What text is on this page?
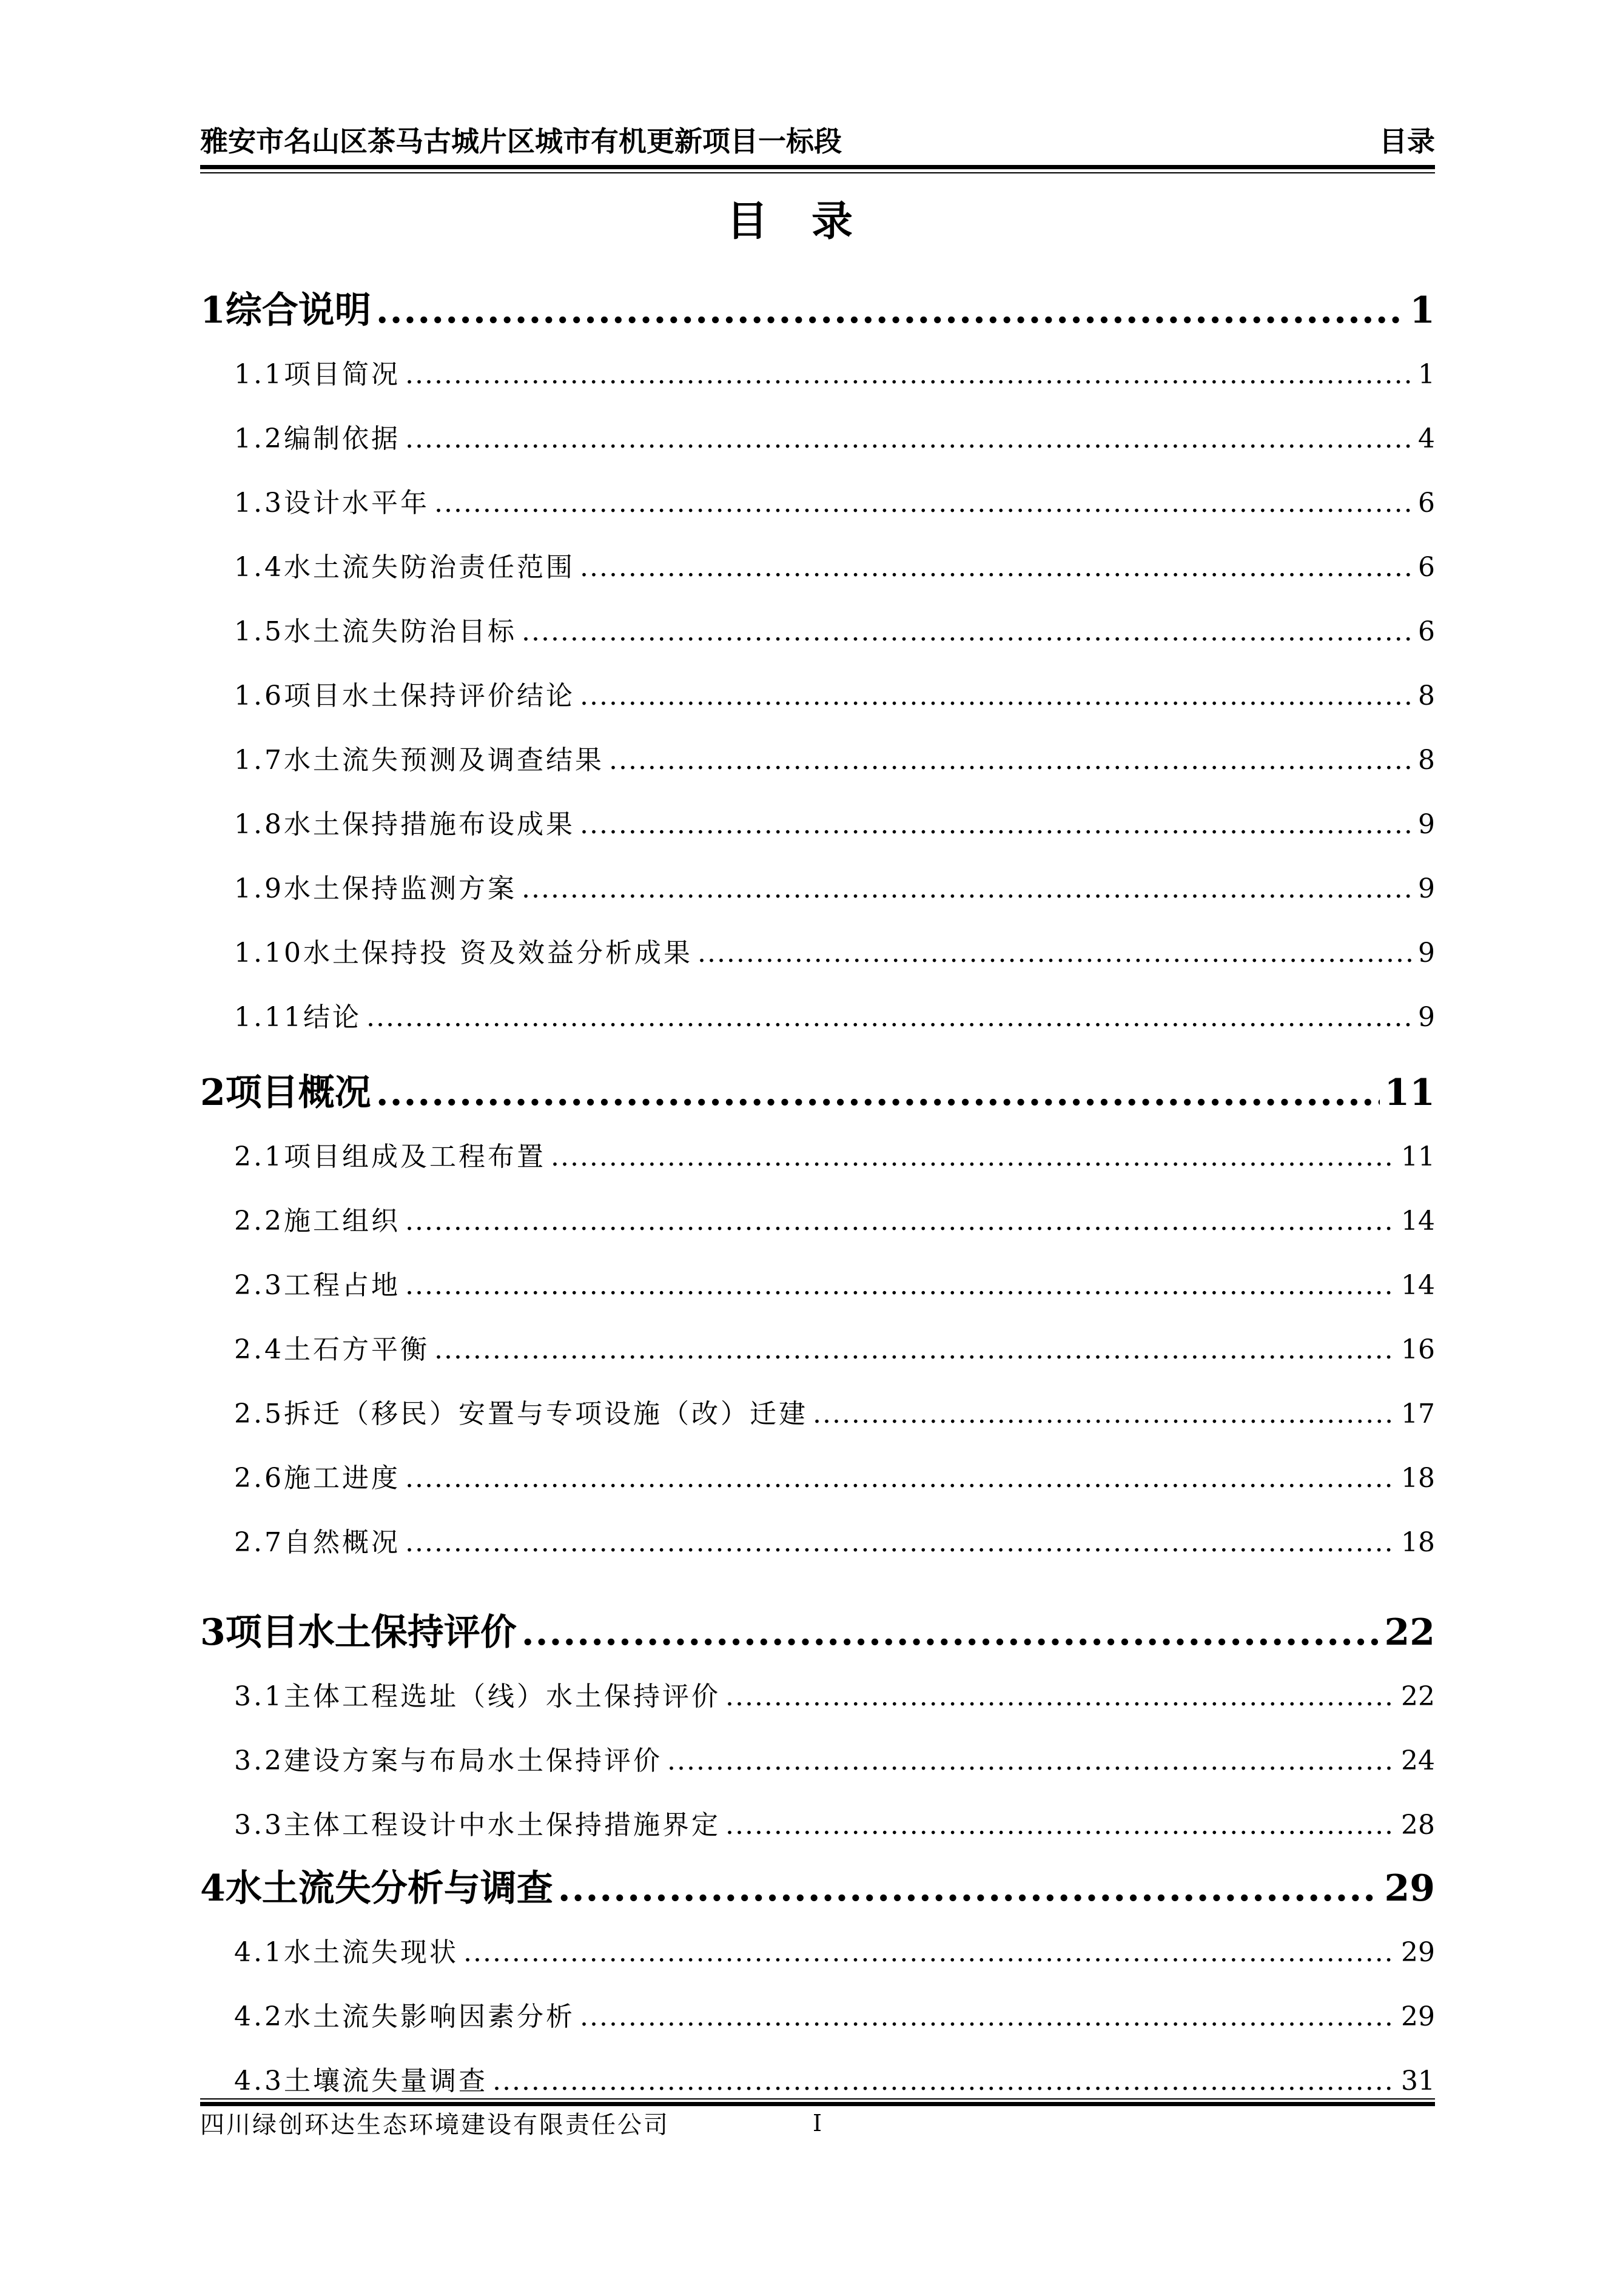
雅安市名山区茶马古城片区城市有机更新项目一标段	目录
目录
1 综合说明 .....	1
1.1 项目简况 .....	1
1.2 编制依据 .....	4
1.3 设计水平年 .....	6
1.4 水土流失防治责任范围 .....	6
1.5 水土流失防治目标 .....	6
1.6 项目水土保持评价结论 .....	8
1.7 水土流失预测及调查结果 .....	8
1.8 水土保持措施布设成果 .....	9
1.9 水土保持监测方案 .....	9
1.10 水土保持投 资及效益分析成果 .....	9
1.11 结论 .....	9
2 项目概况 .....	11
2.1 项目组成及工程布置 .....	11
2.2 施工组织 .....	14
2.3 工程占地 .....	14
2.4 土石方平衡 .....	16
2.5 拆迁（移民）安置与专项设施（改）迁建 .....	17
2.6 施工进度 .....	18
2.7 自然概况 .....	18
3 项目水土保持评价 .....	22
3.1 主体工程选址（线）水土保持评价 .....	22
3.2 建设方案与布局水土保持评价 .....	24
3.3 主体工程设计中水土保持措施界定 .....	28
4 水土流失分析与调查 .....	29
4.1 水土流失现状 .....	29
4.2 水土流失影响因素分析 .....	29
4.3 土壤流失量调查 .....	31
四川绿创环达生态环境建设有限责任公司	I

* _What you need to do_
All entries must be written out again exactly as given, with no pictures in the copy.

* _Solution for this task_
What text is on this page?
雅安市名山区茶马古城片区城市有机更新项目一标段	目录
目录
1 综合说明 .....	1
1.1 项目简况 .....	1
1.2 编制依据 .....	4
1.3 设计水平年 .....	6
1.4 水土流失防治责任范围 .....	6
1.5 水土流失防治目标 .....	6
1.6 项目水土保持评价结论 .....	8
1.7 水土流失预测及调查结果 .....	8
1.8 水土保持措施布设成果 .....	9
1.9 水土保持监测方案 .....	9
1.10 水土保持投 资及效益分析成果 .....	9
1.11 结论 .....	9
2 项目概况 .....	11
2.1 项目组成及工程布置 .....	11
2.2 施工组织 .....	14
2.3 工程占地 .....	14
2.4 土石方平衡 .....	16
2.5 拆迁（移民）安置与专项设施（改）迁建 .....	17
2.6 施工进度 .....	18
2.7 自然概况 .....	18
3 项目水土保持评价 .....	22
3.1 主体工程选址（线）水土保持评价 .....	22
3.2 建设方案与布局水土保持评价 .....	24
3.3 主体工程设计中水土保持措施界定 .....	28
4 水土流失分析与调查 .....	29
4.1 水土流失现状 .....	29
4.2 水土流失影响因素分析 .....	29
4.3 土壤流失量调查 .....	31
四川绿创环达生态环境建设有限责任公司	I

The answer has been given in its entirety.